Goal:
Transcribe the records below exactly, leaving out any pictures.

Stored records:
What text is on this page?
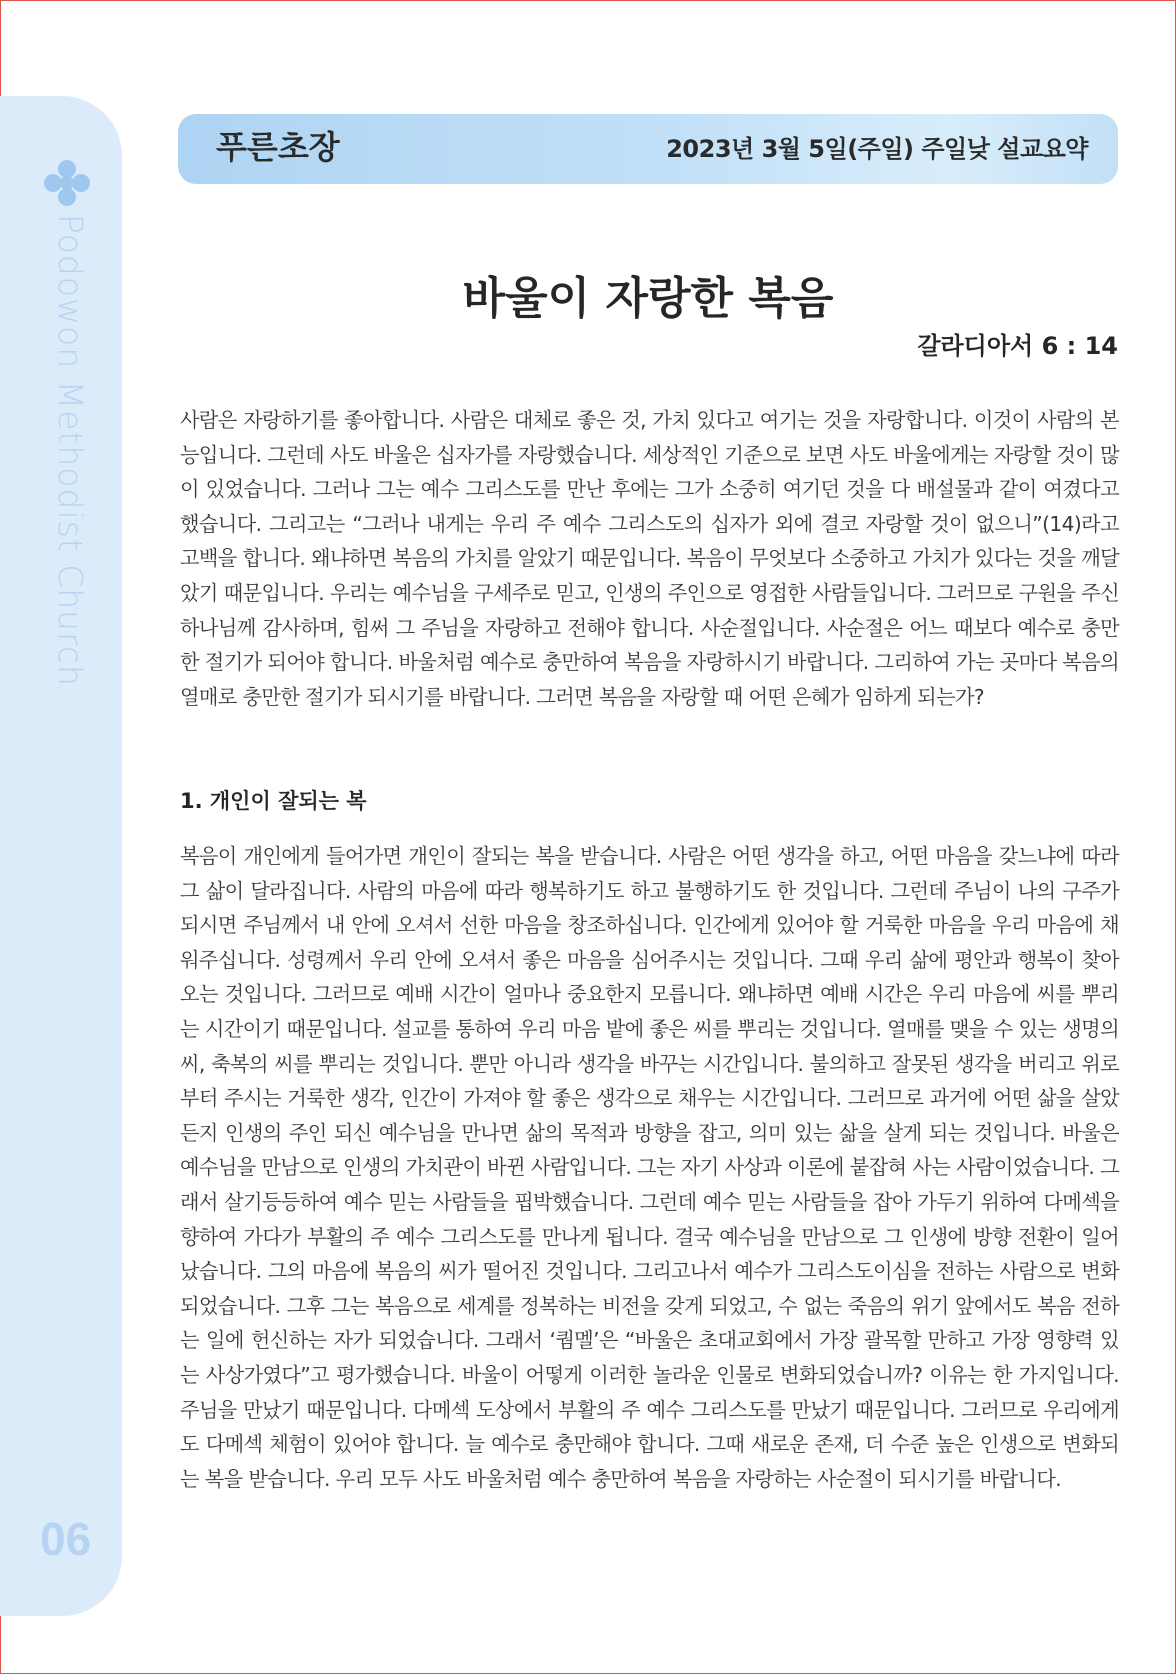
Podowon Methodist Church
06
푸른초장	2023년 3월 5일(주일) 주일낮 설교요약
바울이 자랑한 복음
갈라디아서 6 : 14
사람은 자랑하기를 좋아합니다. 사람은 대체로 좋은 것, 가치 있다고 여기는 것을 자랑합니다. 이것이 사람의 본능입니다. 그런데 사도 바울은 십자가를 자랑했습니다. 세상적인 기준으로 보면 사도 바울에게는 자랑할 것이 많이 있었습니다. 그러나 그는 예수 그리스도를 만난 후에는 그가 소중히 여기던 것을 다 배설물과 같이 여겼다고 했습니다. 그리고는 “그러나 내게는 우리 주 예수 그리스도의 십자가 외에 결코 자랑할 것이 없으니”(14)라고 고백을 합니다. 왜냐하면 복음의 가치를 알았기 때문입니다. 복음이 무엇보다 소중하고 가치가 있다는 것을 깨달았기 때문입니다. 우리는 예수님을 구세주로 믿고, 인생의 주인으로 영접한 사람들입니다. 그러므로 구원을 주신 하나님께 감사하며, 힘써 그 주님을 자랑하고 전해야 합니다. 사순절입니다. 사순절은 어느 때보다 예수로 충만한 절기가 되어야 합니다. 바울처럼 예수로 충만하여 복음을 자랑하시기 바랍니다. 그리하여 가는 곳마다 복음의 열매로 충만한 절기가 되시기를 바랍니다. 그러면 복음을 자랑할 때 어떤 은혜가 임하게 되는가?
1. 개인이 잘되는 복
복음이 개인에게 들어가면 개인이 잘되는 복을 받습니다. 사람은 어떤 생각을 하고, 어떤 마음을 갖느냐에 따라 그 삶이 달라집니다. 사람의 마음에 따라 행복하기도 하고 불행하기도 한 것입니다. 그런데 주님이 나의 구주가 되시면 주님께서 내 안에 오셔서 선한 마음을 창조하십니다. 인간에게 있어야 할 거룩한 마음을 우리 마음에 채워주십니다. 성령께서 우리 안에 오셔서 좋은 마음을 심어주시는 것입니다. 그때 우리 삶에 평안과 행복이 찾아오는 것입니다. 그러므로 예배 시간이 얼마나 중요한지 모릅니다. 왜냐하면 예배 시간은 우리 마음에 씨를 뿌리는 시간이기 때문입니다. 설교를 통하여 우리 마음 밭에 좋은 씨를 뿌리는 것입니다. 열매를 맺을 수 있는 생명의 씨, 축복의 씨를 뿌리는 것입니다. 뿐만 아니라 생각을 바꾸는 시간입니다. 불의하고 잘못된 생각을 버리고 위로부터 주시는 거룩한 생각, 인간이 가져야 할 좋은 생각으로 채우는 시간입니다. 그러므로 과거에 어떤 삶을 살았든지 인생의 주인 되신 예수님을 만나면 삶의 목적과 방향을 잡고, 의미 있는 삶을 살게 되는 것입니다. 바울은 예수님을 만남으로 인생의 가치관이 바뀐 사람입니다. 그는 자기 사상과 이론에 붙잡혀 사는 사람이었습니다. 그래서 살기등등하여 예수 믿는 사람들을 핍박했습니다. 그런데 예수 믿는 사람들을 잡아 가두기 위하여 다메섹을 향하여 가다가 부활의 주 예수 그리스도를 만나게 됩니다. 결국 예수님을 만남으로 그 인생에 방향 전환이 일어났습니다. 그의 마음에 복음의 씨가 떨어진 것입니다. 그리고나서 예수가 그리스도이심을 전하는 사람으로 변화되었습니다. 그후 그는 복음으로 세계를 정복하는 비전을 갖게 되었고, 수 없는 죽음의 위기 앞에서도 복음 전하는 일에 헌신하는 자가 되었습니다. 그래서 ‘퀌멜’은 “바울은 초대교회에서 가장 괄목할 만하고 가장 영향력 있는 사상가였다”고 평가했습니다. 바울이 어떻게 이러한 놀라운 인물로 변화되었습니까? 이유는 한 가지입니다. 주님을 만났기 때문입니다. 다메섹 도상에서 부활의 주 예수 그리스도를 만났기 때문입니다. 그러므로 우리에게도 다메섹 체험이 있어야 합니다. 늘 예수로 충만해야 합니다. 그때 새로운 존재, 더 수준 높은 인생으로 변화되는 복을 받습니다. 우리 모두 사도 바울처럼 예수 충만하여 복음을 자랑하는 사순절이 되시기를 바랍니다.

Exercise response:
What text is on this page?
Podowon Methodist Church
06
푸른초장	2023년 3월 5일(주일) 주일낮 설교요약
바울이 자랑한 복음
갈라디아서 6 : 14
사람은 자랑하기를 좋아합니다. 사람은 대체로 좋은 것, 가치 있다고 여기는 것을 자랑합니다. 이것이 사람의 본능입니다. 그런데 사도 바울은 십자가를 자랑했습니다. 세상적인 기준으로 보면 사도 바울에게는 자랑할 것이 많이 있었습니다. 그러나 그는 예수 그리스도를 만난 후에는 그가 소중히 여기던 것을 다 배설물과 같이 여겼다고 했습니다. 그리고는 “그러나 내게는 우리 주 예수 그리스도의 십자가 외에 결코 자랑할 것이 없으니”(14)라고 고백을 합니다. 왜냐하면 복음의 가치를 알았기 때문입니다. 복음이 무엇보다 소중하고 가치가 있다는 것을 깨달았기 때문입니다. 우리는 예수님을 구세주로 믿고, 인생의 주인으로 영접한 사람들입니다. 그러므로 구원을 주신 하나님께 감사하며, 힘써 그 주님을 자랑하고 전해야 합니다. 사순절입니다. 사순절은 어느 때보다 예수로 충만한 절기가 되어야 합니다. 바울처럼 예수로 충만하여 복음을 자랑하시기 바랍니다. 그리하여 가는 곳마다 복음의 열매로 충만한 절기가 되시기를 바랍니다. 그러면 복음을 자랑할 때 어떤 은혜가 임하게 되는가?
1. 개인이 잘되는 복
복음이 개인에게 들어가면 개인이 잘되는 복을 받습니다. 사람은 어떤 생각을 하고, 어떤 마음을 갖느냐에 따라 그 삶이 달라집니다. 사람의 마음에 따라 행복하기도 하고 불행하기도 한 것입니다. 그런데 주님이 나의 구주가 되시면 주님께서 내 안에 오셔서 선한 마음을 창조하십니다. 인간에게 있어야 할 거룩한 마음을 우리 마음에 채워주십니다. 성령께서 우리 안에 오셔서 좋은 마음을 심어주시는 것입니다. 그때 우리 삶에 평안과 행복이 찾아오는 것입니다. 그러므로 예배 시간이 얼마나 중요한지 모릅니다. 왜냐하면 예배 시간은 우리 마음에 씨를 뿌리는 시간이기 때문입니다. 설교를 통하여 우리 마음 밭에 좋은 씨를 뿌리는 것입니다. 열매를 맺을 수 있는 생명의 씨, 축복의 씨를 뿌리는 것입니다. 뿐만 아니라 생각을 바꾸는 시간입니다. 불의하고 잘못된 생각을 버리고 위로부터 주시는 거룩한 생각, 인간이 가져야 할 좋은 생각으로 채우는 시간입니다. 그러므로 과거에 어떤 삶을 살았든지 인생의 주인 되신 예수님을 만나면 삶의 목적과 방향을 잡고, 의미 있는 삶을 살게 되는 것입니다. 바울은 예수님을 만남으로 인생의 가치관이 바뀐 사람입니다. 그는 자기 사상과 이론에 붙잡혀 사는 사람이었습니다. 그래서 살기등등하여 예수 믿는 사람들을 핍박했습니다. 그런데 예수 믿는 사람들을 잡아 가두기 위하여 다메섹을 향하여 가다가 부활의 주 예수 그리스도를 만나게 됩니다. 결국 예수님을 만남으로 그 인생에 방향 전환이 일어났습니다. 그의 마음에 복음의 씨가 떨어진 것입니다. 그리고나서 예수가 그리스도이심을 전하는 사람으로 변화되었습니다. 그후 그는 복음으로 세계를 정복하는 비전을 갖게 되었고, 수 없는 죽음의 위기 앞에서도 복음 전하는 일에 헌신하는 자가 되었습니다. 그래서 ‘퀌멜’은 “바울은 초대교회에서 가장 괄목할 만하고 가장 영향력 있는 사상가였다”고 평가했습니다. 바울이 어떻게 이러한 놀라운 인물로 변화되었습니까? 이유는 한 가지입니다. 주님을 만났기 때문입니다. 다메섹 도상에서 부활의 주 예수 그리스도를 만났기 때문입니다. 그러므로 우리에게도 다메섹 체험이 있어야 합니다. 늘 예수로 충만해야 합니다. 그때 새로운 존재, 더 수준 높은 인생으로 변화되는 복을 받습니다. 우리 모두 사도 바울처럼 예수 충만하여 복음을 자랑하는 사순절이 되시기를 바랍니다.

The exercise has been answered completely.